■ Brano citato
++++++

Il Presidente russo Vladimir Putin e il Presidente dell’Ucraina Petro Porošenko hanno acconsentito all’ingresso degli osservatori dell’OSCE, l’Organizzazione per la sicurezza e la cooperazione in Europa, nelle zone di guerra. A renderlo noto nelle scorse ore è stato il portavoce del governo tedesco Steffen Seibert. Gli osservatori internazionali si recheranno in Ucraina Orientale, dove infuria da mesi la battaglia tra i separatisti filorussi e l’esercito ucraino. Le modalità del loro ingresso nelle città in cui infuria il conflitto sono allo studio.

Il via libera all’ingresso in Ucraina degli osservatori OSCE arriva dopo settimane di difficili trattative, culminate nell’accordo di Minsk, siglato tra il leader russo e quello ucraino grazie alla mediazione della cancelliera tedesca Angela Merkel e del presidente francese François Hollande.

La tregua siglata a Minsk, in Bielorussia, entrata in vigore nella notte tra il 14 e il 15 febbraio 2015, è già in bilico. Nella città di Debaltseve, dove è previsto l’arrivo degli osservatori dell’OSCE, nelle scorse ore si sono infatti registrati diversi scontri a fuoco. La crescente tensione ha spinto a rinviare il ritiro delle armi pesanti previsto dall’accordo due giorni dopo l’inizio del cessate il fuoco.

++++++

■ Record forniti
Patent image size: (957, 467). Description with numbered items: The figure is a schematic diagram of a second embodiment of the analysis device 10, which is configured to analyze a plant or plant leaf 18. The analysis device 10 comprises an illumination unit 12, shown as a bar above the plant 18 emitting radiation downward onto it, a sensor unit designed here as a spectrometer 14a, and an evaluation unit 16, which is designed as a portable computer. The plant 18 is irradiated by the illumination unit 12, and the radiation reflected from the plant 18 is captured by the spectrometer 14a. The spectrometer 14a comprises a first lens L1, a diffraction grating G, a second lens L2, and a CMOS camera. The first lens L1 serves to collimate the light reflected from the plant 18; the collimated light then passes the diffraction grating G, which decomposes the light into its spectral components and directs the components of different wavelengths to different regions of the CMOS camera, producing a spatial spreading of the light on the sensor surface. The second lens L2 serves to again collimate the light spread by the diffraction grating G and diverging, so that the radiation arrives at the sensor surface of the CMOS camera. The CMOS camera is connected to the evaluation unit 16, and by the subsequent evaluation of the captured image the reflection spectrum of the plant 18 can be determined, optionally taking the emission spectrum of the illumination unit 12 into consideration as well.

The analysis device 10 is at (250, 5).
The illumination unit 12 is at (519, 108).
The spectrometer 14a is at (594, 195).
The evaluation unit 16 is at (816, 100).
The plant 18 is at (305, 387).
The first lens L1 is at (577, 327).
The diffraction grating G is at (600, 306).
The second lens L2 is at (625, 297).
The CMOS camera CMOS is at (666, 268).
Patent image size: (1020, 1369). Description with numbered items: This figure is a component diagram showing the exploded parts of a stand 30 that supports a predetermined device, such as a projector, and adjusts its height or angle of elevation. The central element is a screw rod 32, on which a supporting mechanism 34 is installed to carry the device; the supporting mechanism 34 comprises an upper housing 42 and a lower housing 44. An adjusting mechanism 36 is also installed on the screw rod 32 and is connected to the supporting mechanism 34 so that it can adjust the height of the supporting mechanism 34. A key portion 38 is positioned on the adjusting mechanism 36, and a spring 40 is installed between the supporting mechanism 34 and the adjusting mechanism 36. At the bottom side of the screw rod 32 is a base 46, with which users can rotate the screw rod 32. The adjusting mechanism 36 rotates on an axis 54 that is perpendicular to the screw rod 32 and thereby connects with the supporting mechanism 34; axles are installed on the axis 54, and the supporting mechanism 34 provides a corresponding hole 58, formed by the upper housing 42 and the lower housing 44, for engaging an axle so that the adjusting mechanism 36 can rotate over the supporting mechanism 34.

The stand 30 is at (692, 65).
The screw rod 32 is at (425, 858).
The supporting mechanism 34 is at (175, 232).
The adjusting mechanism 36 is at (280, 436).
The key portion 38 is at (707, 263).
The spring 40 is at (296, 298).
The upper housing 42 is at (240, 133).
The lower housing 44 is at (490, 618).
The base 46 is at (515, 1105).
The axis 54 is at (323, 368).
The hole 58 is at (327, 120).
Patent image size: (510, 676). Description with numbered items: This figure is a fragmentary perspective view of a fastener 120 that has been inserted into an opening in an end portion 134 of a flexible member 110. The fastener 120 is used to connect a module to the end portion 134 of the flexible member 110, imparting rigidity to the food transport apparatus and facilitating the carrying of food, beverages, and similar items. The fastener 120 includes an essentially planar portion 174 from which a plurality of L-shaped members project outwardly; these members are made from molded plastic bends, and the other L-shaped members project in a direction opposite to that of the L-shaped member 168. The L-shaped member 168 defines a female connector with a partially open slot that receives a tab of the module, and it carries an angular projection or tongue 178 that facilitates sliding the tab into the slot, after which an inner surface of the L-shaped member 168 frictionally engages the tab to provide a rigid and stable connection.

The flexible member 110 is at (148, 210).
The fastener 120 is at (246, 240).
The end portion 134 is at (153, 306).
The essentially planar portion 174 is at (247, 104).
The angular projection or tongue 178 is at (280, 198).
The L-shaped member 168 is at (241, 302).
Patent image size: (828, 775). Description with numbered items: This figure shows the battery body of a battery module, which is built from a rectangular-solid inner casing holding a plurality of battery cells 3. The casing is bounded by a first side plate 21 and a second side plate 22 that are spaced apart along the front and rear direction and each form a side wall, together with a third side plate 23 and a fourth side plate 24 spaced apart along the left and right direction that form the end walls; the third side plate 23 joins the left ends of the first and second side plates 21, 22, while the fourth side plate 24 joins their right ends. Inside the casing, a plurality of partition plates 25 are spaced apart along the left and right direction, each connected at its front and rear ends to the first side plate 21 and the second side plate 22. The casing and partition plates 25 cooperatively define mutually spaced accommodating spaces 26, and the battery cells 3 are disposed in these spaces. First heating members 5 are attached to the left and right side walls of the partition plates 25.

++++++

■ Esercizi
A: Nel brano sugli osservatori OSCE in Ucraina, chi ha reso nota l'intesa sul loro ingresso nelle zone di guerra?
B: Per favore, prosegui il brano sugli osservatori OSCE in Ucraina dopo la sua ultima frase.
I record riportati sopra non servono a nulla in questo esercizio.

■ Soluzioni degli esercizi
A: Il portavoce del governo tedesco Steffen Seibert.

B:
Nella città di Debaltseve gli scontri di fatto non sono mai cessati. Kiev ha denunciato l’uccisione di cinque soldati, mentre le milizie dell’autoproclamata Repubblica Popolare di Donetsk accusano l’esercito ucraino di aver ucciso un civile a Zorinsk. La situazione più critica, però, si registra proprio a Debaltseve. La città, un importante snodo ferroviario, al momento è occupata dall’esercito ucraino, accerchiato dalle forze separatiste. Basterebbe una scintilla a innescare una sanguinosa battaglia.

Gli USA si dicono molto preoccupati dalla nuova escalation di violenza in Ucraina. Combattimenti si registrano infatti anche a Maripol, sul Mar Nero, nonostante l’entrata in vigore del cessate il fuoco. La stessa Germania, determinante nelle trattative di Minsk, nelle scorse ore ha definito la tregua siglata estremamente fragile. Intanto l’Unione Europea cerca di colpire la Russia con nuove sanzioni, per spingerla a disarmare i ribelli, rinunciando alle sue mire espansionistiche in Ucraina. Oggi le autorità UE hanno aggiunto altre 19 persone alla lista nera delle personalità di spicco russe che non possono più viaggiare in Europa.

Le sanzioni, che prevedono anche il congelamento dei beni, hanno colpito tra gli altri Arkadi Bakhin e Anatoli Antonov, vice ministri della Difesa russi. La reazione della Russia alle nuove sanzioni dell’UE non si è fatta attendere. Il Ministero degli Esteri ha definito la decisione dell’Unione Europea assurda. Proprio a Minsk i leader europei avevano infatti deciso di non applicare nuove misure restrittive nei confronti della Russia per non compromettere l’accordo internazionale. La Russia torna a fare la voce grossa, sottolineando che queste sanzioni vanno contro il buon senso e mettono a rischio una risoluzione pacifica del conflitto interno ucraino.